**Task:** Copy each line of the material below that includes the string "JSON".
* Begin Provided entries *
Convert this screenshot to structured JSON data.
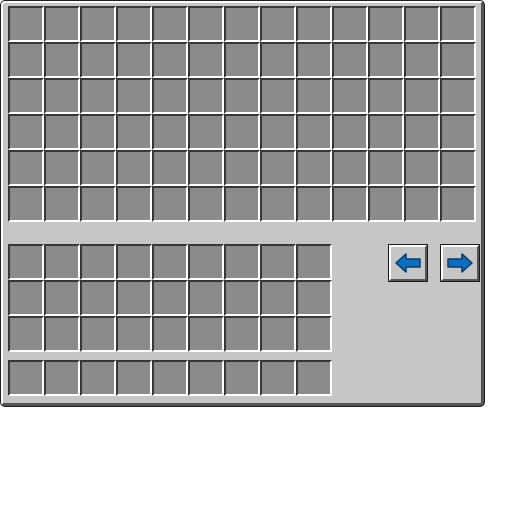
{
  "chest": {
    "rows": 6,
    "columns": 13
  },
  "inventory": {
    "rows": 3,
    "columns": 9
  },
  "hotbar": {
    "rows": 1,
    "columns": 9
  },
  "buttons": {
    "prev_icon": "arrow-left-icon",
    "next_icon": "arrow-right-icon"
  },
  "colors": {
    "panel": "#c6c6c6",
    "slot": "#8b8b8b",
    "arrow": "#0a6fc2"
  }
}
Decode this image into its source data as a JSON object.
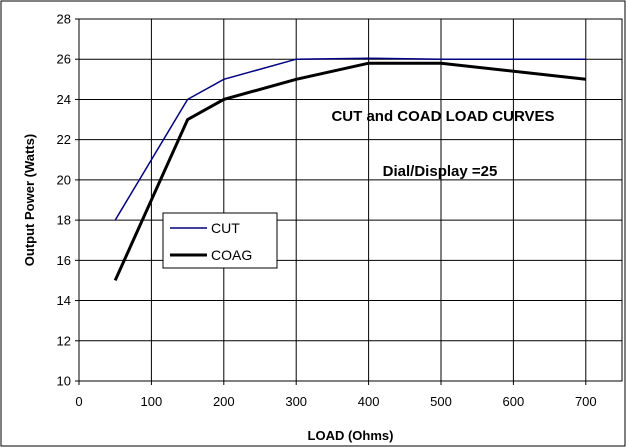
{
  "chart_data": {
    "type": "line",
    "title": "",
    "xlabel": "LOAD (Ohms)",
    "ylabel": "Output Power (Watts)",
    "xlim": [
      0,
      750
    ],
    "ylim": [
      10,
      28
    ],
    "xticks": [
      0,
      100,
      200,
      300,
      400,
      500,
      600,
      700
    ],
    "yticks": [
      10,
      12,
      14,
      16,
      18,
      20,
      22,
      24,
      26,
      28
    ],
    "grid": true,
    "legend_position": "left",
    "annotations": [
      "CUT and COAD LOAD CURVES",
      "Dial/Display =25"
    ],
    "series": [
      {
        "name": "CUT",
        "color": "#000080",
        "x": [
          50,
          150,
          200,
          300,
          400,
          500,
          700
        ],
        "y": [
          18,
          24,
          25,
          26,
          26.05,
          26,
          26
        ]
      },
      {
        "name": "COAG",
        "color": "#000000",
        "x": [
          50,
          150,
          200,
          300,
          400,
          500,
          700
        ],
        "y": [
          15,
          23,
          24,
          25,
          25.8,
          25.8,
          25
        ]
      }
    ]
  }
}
* End Provided entries *
**Response for this exercise:**
Convert this screenshot to structured JSON data.
Decode this image into its source data as a JSON object.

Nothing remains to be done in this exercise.